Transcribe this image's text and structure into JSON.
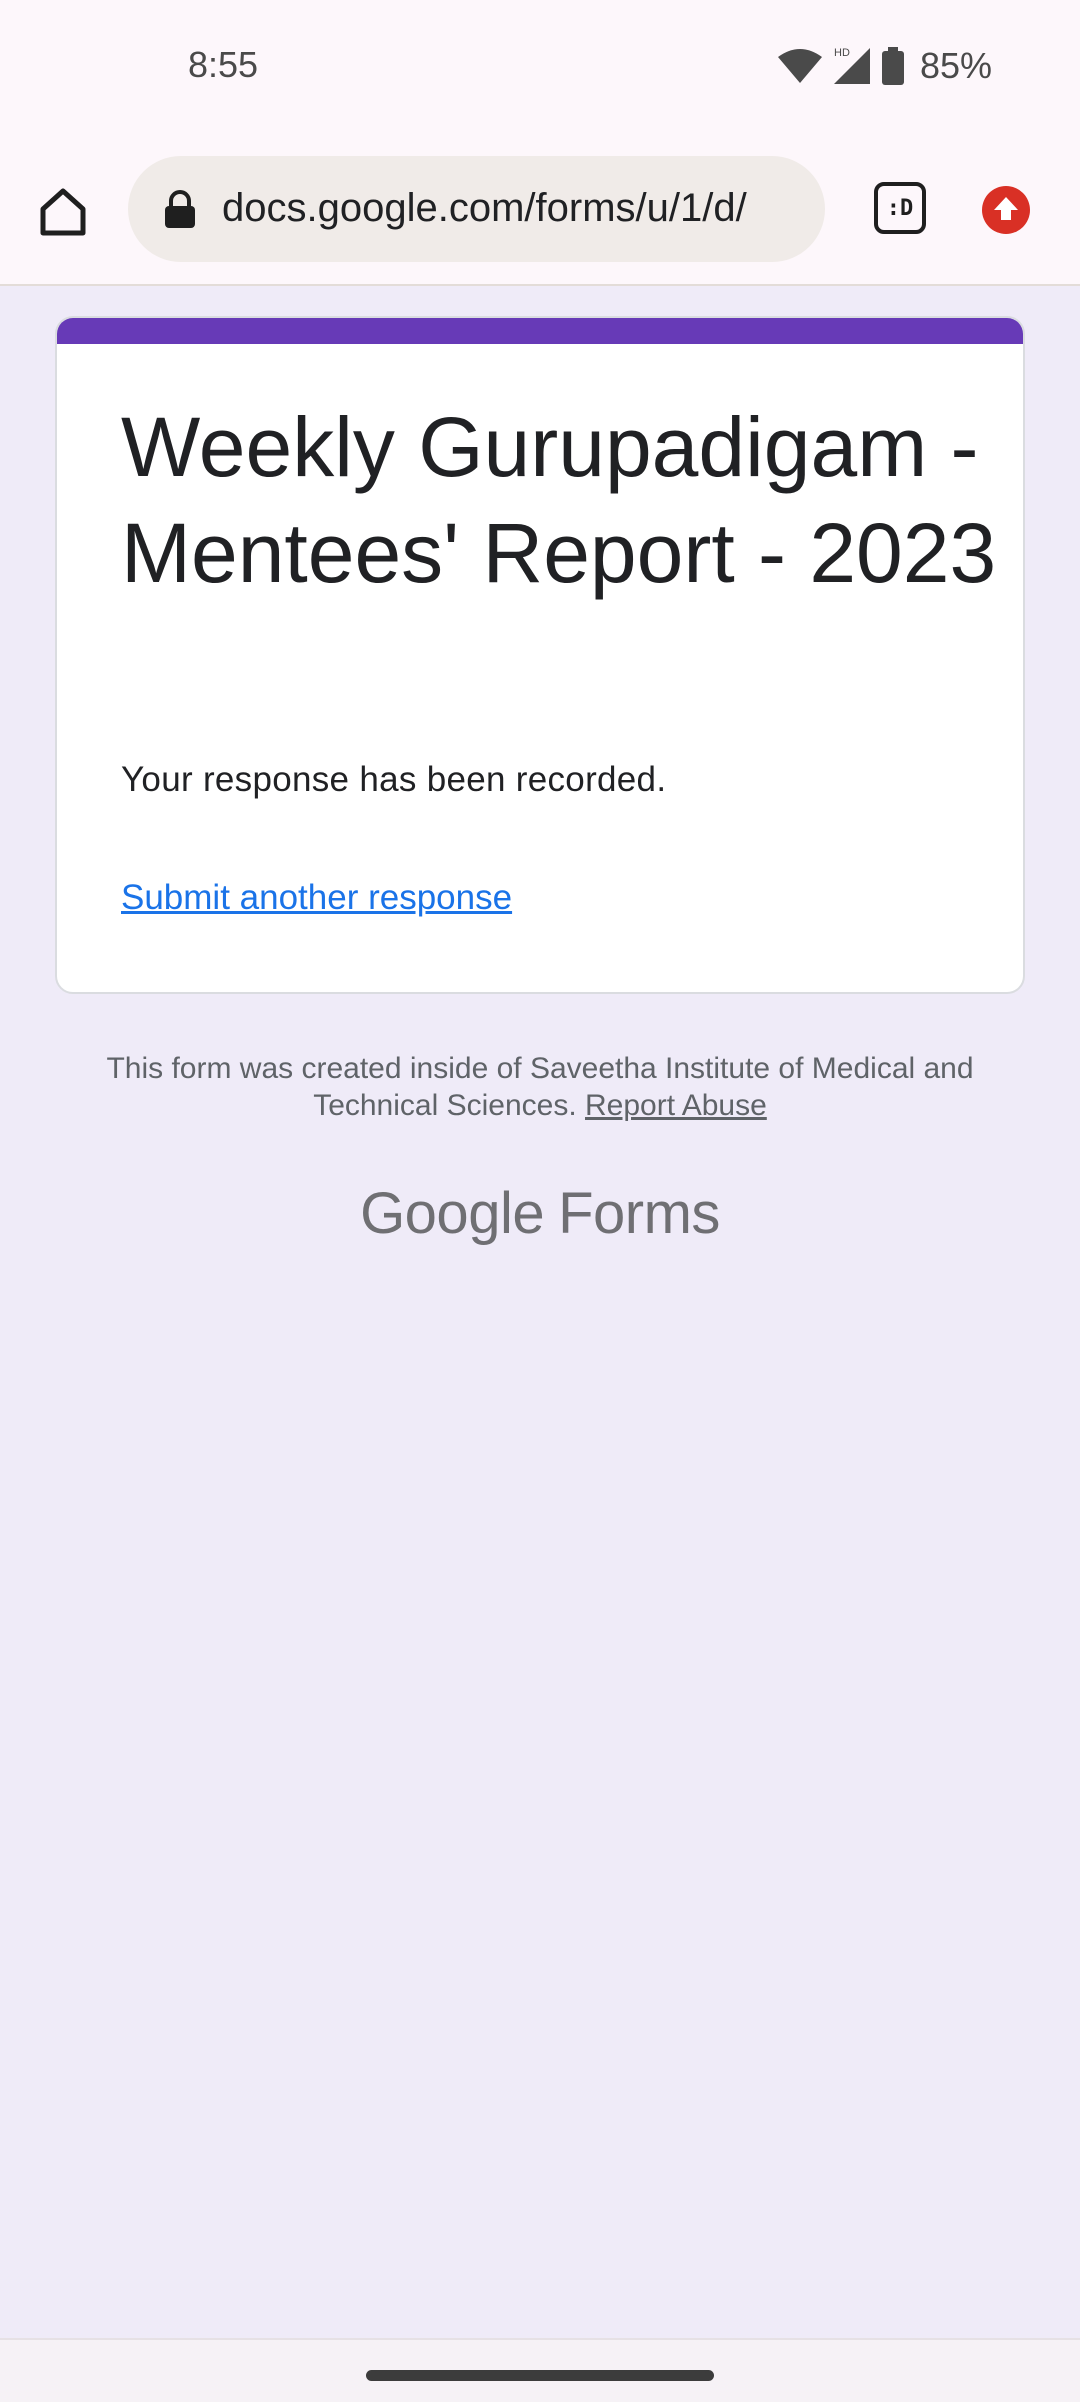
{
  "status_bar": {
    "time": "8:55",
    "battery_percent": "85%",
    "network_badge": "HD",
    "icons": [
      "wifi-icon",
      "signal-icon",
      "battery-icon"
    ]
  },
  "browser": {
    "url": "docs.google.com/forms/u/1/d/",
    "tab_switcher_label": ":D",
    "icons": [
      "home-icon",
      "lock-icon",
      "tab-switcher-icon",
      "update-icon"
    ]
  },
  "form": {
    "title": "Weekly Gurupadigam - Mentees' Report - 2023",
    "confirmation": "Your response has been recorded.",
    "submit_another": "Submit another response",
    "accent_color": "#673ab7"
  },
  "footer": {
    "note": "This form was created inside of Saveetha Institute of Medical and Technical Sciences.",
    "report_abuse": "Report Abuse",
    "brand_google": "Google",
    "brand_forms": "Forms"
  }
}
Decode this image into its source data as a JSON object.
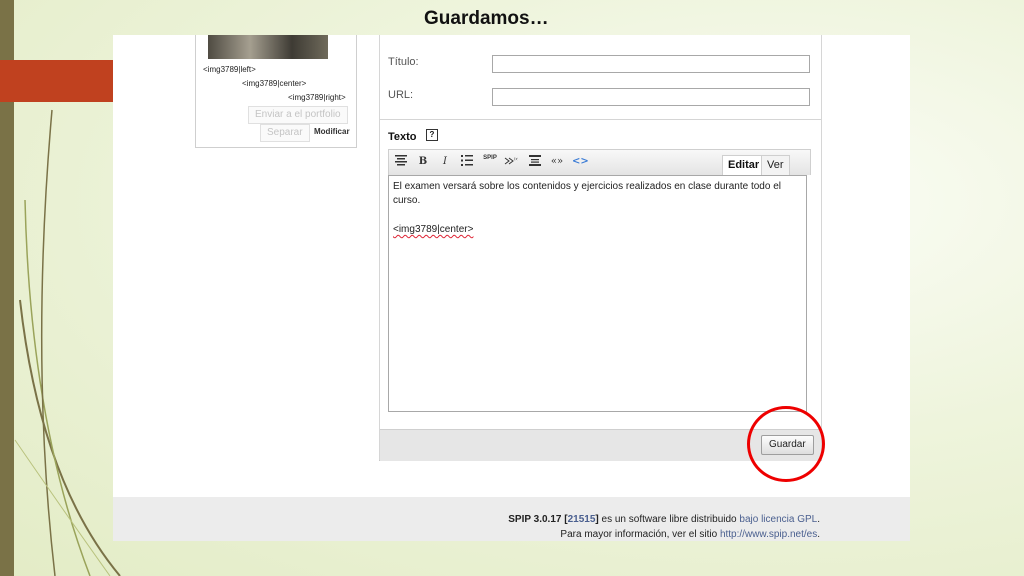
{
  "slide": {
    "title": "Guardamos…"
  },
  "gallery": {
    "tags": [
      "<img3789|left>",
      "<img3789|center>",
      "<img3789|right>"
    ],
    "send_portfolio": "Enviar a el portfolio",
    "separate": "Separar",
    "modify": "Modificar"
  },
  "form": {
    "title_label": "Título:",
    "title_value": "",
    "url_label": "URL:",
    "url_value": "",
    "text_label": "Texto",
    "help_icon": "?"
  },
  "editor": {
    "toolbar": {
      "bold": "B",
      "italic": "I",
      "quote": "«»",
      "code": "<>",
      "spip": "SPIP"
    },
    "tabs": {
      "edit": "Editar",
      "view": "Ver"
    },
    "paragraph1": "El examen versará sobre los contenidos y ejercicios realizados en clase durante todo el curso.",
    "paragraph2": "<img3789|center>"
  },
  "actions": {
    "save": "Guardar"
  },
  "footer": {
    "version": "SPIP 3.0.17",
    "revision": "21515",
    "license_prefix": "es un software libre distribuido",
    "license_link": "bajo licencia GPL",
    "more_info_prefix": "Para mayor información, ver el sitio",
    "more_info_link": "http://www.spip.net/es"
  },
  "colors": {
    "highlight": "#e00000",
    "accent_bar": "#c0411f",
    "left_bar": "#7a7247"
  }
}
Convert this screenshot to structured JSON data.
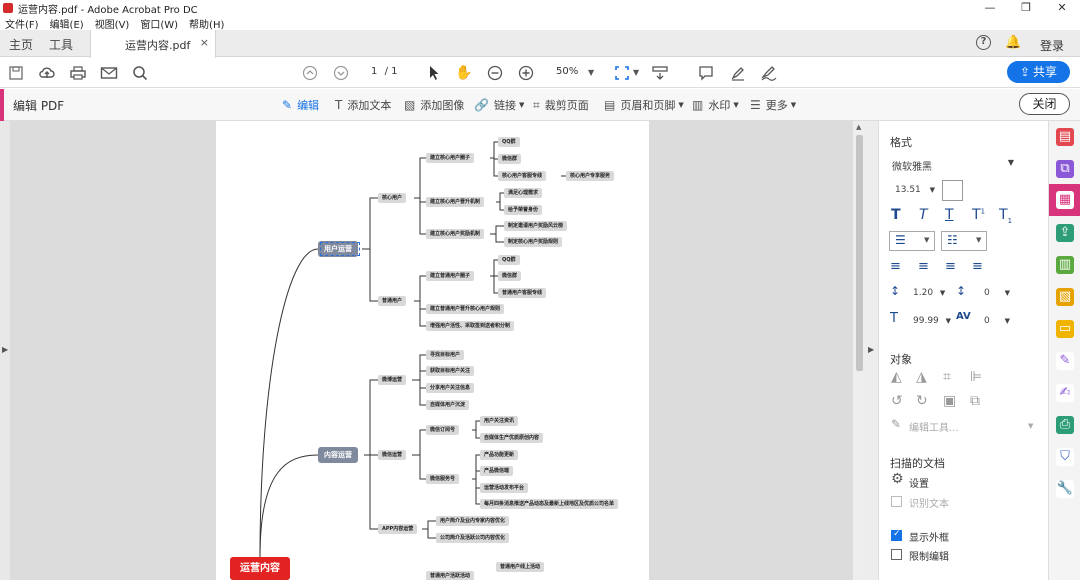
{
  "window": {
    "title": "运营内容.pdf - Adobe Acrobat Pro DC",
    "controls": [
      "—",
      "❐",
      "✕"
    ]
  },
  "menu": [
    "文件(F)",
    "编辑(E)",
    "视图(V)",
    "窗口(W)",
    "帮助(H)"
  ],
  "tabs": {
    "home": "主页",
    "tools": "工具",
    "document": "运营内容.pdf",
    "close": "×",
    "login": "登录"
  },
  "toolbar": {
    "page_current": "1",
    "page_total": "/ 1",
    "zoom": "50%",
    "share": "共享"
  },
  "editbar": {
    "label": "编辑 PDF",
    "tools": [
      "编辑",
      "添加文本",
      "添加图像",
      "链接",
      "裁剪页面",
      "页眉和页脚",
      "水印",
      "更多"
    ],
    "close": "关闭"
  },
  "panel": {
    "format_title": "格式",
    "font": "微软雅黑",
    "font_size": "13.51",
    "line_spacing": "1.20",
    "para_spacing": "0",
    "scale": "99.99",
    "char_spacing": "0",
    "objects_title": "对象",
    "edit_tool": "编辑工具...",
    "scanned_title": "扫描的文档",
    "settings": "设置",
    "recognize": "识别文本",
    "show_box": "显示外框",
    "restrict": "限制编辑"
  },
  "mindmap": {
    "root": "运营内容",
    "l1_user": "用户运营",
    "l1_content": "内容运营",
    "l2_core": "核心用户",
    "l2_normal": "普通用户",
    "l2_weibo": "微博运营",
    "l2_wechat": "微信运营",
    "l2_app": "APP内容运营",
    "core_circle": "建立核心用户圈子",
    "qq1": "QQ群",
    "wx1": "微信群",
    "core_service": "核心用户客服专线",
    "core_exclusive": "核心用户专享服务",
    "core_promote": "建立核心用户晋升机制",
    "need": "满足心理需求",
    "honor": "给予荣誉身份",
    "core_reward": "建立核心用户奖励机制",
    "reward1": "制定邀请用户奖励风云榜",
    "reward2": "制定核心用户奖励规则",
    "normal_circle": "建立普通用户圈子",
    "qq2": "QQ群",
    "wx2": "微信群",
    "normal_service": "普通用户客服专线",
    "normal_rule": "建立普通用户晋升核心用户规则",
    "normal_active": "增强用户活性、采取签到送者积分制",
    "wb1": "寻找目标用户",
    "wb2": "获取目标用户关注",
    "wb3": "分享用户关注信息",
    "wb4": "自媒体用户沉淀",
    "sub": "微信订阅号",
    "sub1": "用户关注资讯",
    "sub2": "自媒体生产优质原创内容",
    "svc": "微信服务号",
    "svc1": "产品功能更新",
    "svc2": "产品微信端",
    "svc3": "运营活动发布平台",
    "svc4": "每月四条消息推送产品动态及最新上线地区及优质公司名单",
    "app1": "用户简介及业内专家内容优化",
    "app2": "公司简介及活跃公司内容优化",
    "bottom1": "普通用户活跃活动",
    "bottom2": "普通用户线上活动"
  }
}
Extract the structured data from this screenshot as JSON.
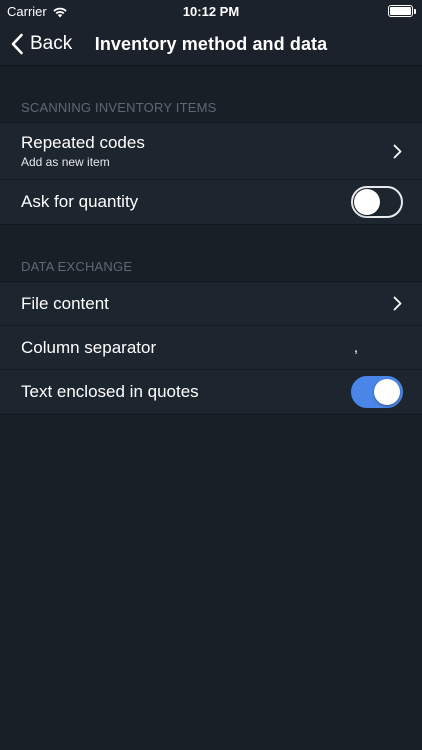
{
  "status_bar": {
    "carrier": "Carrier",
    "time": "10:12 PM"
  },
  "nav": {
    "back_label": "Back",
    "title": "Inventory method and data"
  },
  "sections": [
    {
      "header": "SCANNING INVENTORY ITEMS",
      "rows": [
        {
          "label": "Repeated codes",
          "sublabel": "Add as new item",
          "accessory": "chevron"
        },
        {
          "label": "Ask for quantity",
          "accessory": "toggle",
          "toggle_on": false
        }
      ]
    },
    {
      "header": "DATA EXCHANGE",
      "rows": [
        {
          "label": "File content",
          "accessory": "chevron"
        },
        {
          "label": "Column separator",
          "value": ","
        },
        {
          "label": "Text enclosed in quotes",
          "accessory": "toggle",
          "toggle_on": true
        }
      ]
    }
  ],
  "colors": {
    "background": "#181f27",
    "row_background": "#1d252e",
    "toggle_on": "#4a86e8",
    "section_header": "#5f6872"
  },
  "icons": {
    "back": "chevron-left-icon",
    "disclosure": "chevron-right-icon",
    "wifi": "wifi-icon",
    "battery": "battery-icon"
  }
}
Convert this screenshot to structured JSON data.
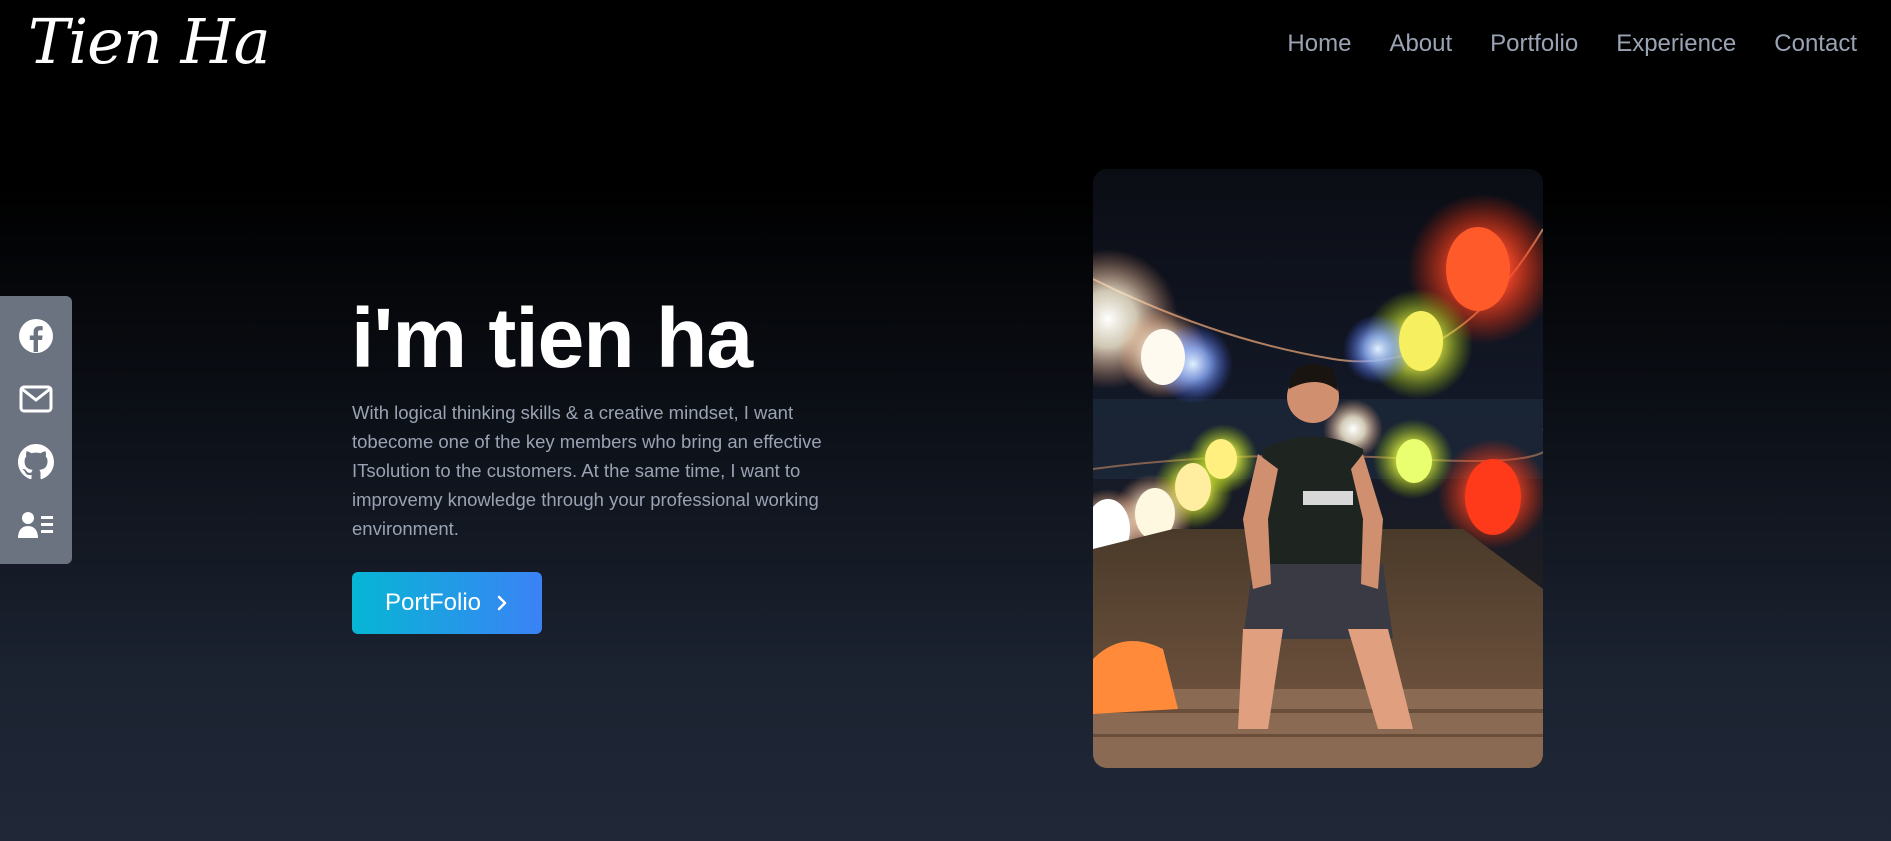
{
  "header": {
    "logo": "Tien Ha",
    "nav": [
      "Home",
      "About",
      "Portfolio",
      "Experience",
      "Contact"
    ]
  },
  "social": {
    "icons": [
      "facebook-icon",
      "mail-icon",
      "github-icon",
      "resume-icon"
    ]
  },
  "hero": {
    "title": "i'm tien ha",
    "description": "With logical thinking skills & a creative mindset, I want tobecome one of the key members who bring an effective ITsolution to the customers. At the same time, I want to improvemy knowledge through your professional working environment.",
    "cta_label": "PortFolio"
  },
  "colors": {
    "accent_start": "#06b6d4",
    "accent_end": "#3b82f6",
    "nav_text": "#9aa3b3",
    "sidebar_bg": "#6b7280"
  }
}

■ AIM OF THE EXERCISE
Write the lines above out again exactly, without any of their pictures.

■ EXERCISE OUTPUT
Transcribe this image's text and structure into JSON.
{
  "status_bar": {
    "time": "8:55",
    "battery_percent": "85%",
    "network_badge": "HD",
    "icons": [
      "wifi-icon",
      "signal-icon",
      "battery-icon"
    ]
  },
  "browser": {
    "url": "docs.google.com/forms/u/1/d/",
    "tab_switcher_label": ":D",
    "icons": [
      "home-icon",
      "lock-icon",
      "tab-switcher-icon",
      "update-icon"
    ]
  },
  "form": {
    "title": "Weekly Gurupadigam - Mentees' Report - 2023",
    "confirmation": "Your response has been recorded.",
    "submit_another": "Submit another response",
    "accent_color": "#673ab7"
  },
  "footer": {
    "note": "This form was created inside of Saveetha Institute of Medical and Technical Sciences.",
    "report_abuse": "Report Abuse",
    "brand_google": "Google",
    "brand_forms": "Forms"
  }
}
Decode this image into its source data as a JSON object.
{
  "slide": {
    "title": "Guardamos…"
  },
  "gallery": {
    "tags": [
      "<img3789|left>",
      "<img3789|center>",
      "<img3789|right>"
    ],
    "send_portfolio": "Enviar a el portfolio",
    "separate": "Separar",
    "modify": "Modificar"
  },
  "form": {
    "title_label": "Título:",
    "title_value": "",
    "url_label": "URL:",
    "url_value": "",
    "text_label": "Texto",
    "help_icon": "?"
  },
  "editor": {
    "toolbar": {
      "bold": "B",
      "italic": "I",
      "quote": "«»",
      "code": "<>",
      "spip": "SPIP"
    },
    "tabs": {
      "edit": "Editar",
      "view": "Ver"
    },
    "paragraph1": "El examen versará sobre los contenidos y ejercicios realizados en clase durante todo el curso.",
    "paragraph2": "<img3789|center>"
  },
  "actions": {
    "save": "Guardar"
  },
  "footer": {
    "version": "SPIP 3.0.17",
    "revision": "21515",
    "license_prefix": "es un software libre distribuido",
    "license_link": "bajo licencia GPL",
    "more_info_prefix": "Para mayor información, ver el sitio",
    "more_info_link": "http://www.spip.net/es"
  },
  "colors": {
    "highlight": "#e00000",
    "accent_bar": "#c0411f",
    "left_bar": "#7a7247"
  }
}
Convert this screenshot to structured JSON data.
{
  "window": {
    "title": "运营内容.pdf - Adobe Acrobat Pro DC",
    "controls": [
      "—",
      "❐",
      "✕"
    ]
  },
  "menu": [
    "文件(F)",
    "编辑(E)",
    "视图(V)",
    "窗口(W)",
    "帮助(H)"
  ],
  "tabs": {
    "home": "主页",
    "tools": "工具",
    "document": "运营内容.pdf",
    "close": "×",
    "login": "登录"
  },
  "toolbar": {
    "page_current": "1",
    "page_total": "/ 1",
    "zoom": "50%",
    "share": "共享"
  },
  "editbar": {
    "label": "编辑 PDF",
    "tools": [
      "编辑",
      "添加文本",
      "添加图像",
      "链接",
      "裁剪页面",
      "页眉和页脚",
      "水印",
      "更多"
    ],
    "close": "关闭"
  },
  "panel": {
    "format_title": "格式",
    "font": "微软雅黑",
    "font_size": "13.51",
    "line_spacing": "1.20",
    "para_spacing": "0",
    "scale": "99.99",
    "char_spacing": "0",
    "objects_title": "对象",
    "edit_tool": "编辑工具...",
    "scanned_title": "扫描的文档",
    "settings": "设置",
    "recognize": "识别文本",
    "show_box": "显示外框",
    "restrict": "限制编辑"
  },
  "mindmap": {
    "root": "运营内容",
    "l1_user": "用户运营",
    "l1_content": "内容运营",
    "l2_core": "核心用户",
    "l2_normal": "普通用户",
    "l2_weibo": "微博运营",
    "l2_wechat": "微信运营",
    "l2_app": "APP内容运营",
    "core_circle": "建立核心用户圈子",
    "qq1": "QQ群",
    "wx1": "微信群",
    "core_service": "核心用户客服专线",
    "core_exclusive": "核心用户专享服务",
    "core_promote": "建立核心用户晋升机制",
    "need": "满足心理需求",
    "honor": "给予荣誉身份",
    "core_reward": "建立核心用户奖励机制",
    "reward1": "制定邀请用户奖励风云榜",
    "reward2": "制定核心用户奖励规则",
    "normal_circle": "建立普通用户圈子",
    "qq2": "QQ群",
    "wx2": "微信群",
    "normal_service": "普通用户客服专线",
    "normal_rule": "建立普通用户晋升核心用户规则",
    "normal_active": "增强用户活性、采取签到送者积分制",
    "wb1": "寻找目标用户",
    "wb2": "获取目标用户关注",
    "wb3": "分享用户关注信息",
    "wb4": "自媒体用户沉淀",
    "sub": "微信订阅号",
    "sub1": "用户关注资讯",
    "sub2": "自媒体生产优质原创内容",
    "svc": "微信服务号",
    "svc1": "产品功能更新",
    "svc2": "产品微信端",
    "svc3": "运营活动发布平台",
    "svc4": "每月四条消息推送产品动态及最新上线地区及优质公司名单",
    "app1": "用户简介及业内专家内容优化",
    "app2": "公司简介及活跃公司内容优化",
    "bottom1": "普通用户活跃活动",
    "bottom2": "普通用户线上活动"
  }
}
Extract the structured data from this screenshot as JSON.
{
  "status_bar": {
    "carrier": "Carrier",
    "time": "10:12 PM"
  },
  "nav": {
    "back_label": "Back",
    "title": "Inventory method and data"
  },
  "sections": [
    {
      "header": "SCANNING INVENTORY ITEMS",
      "rows": [
        {
          "label": "Repeated codes",
          "sublabel": "Add as new item",
          "accessory": "chevron"
        },
        {
          "label": "Ask for quantity",
          "accessory": "toggle",
          "toggle_on": false
        }
      ]
    },
    {
      "header": "DATA EXCHANGE",
      "rows": [
        {
          "label": "File content",
          "accessory": "chevron"
        },
        {
          "label": "Column separator",
          "value": ","
        },
        {
          "label": "Text enclosed in quotes",
          "accessory": "toggle",
          "toggle_on": true
        }
      ]
    }
  ],
  "colors": {
    "background": "#181f27",
    "row_background": "#1d252e",
    "toggle_on": "#4a86e8",
    "section_header": "#5f6872"
  },
  "icons": {
    "back": "chevron-left-icon",
    "disclosure": "chevron-right-icon",
    "wifi": "wifi-icon",
    "battery": "battery-icon"
  }
}
Convert this screenshot to structured JSON data.
{
  "header": {
    "logo": "Tien Ha",
    "nav": [
      "Home",
      "About",
      "Portfolio",
      "Experience",
      "Contact"
    ]
  },
  "social": {
    "icons": [
      "facebook-icon",
      "mail-icon",
      "github-icon",
      "resume-icon"
    ]
  },
  "hero": {
    "title": "i'm tien ha",
    "description": "With logical thinking skills & a creative mindset, I want tobecome one of the key members who bring an effective ITsolution to the customers. At the same time, I want to improvemy knowledge through your professional working environment.",
    "cta_label": "PortFolio"
  },
  "colors": {
    "accent_start": "#06b6d4",
    "accent_end": "#3b82f6",
    "nav_text": "#9aa3b3",
    "sidebar_bg": "#6b7280"
  }
}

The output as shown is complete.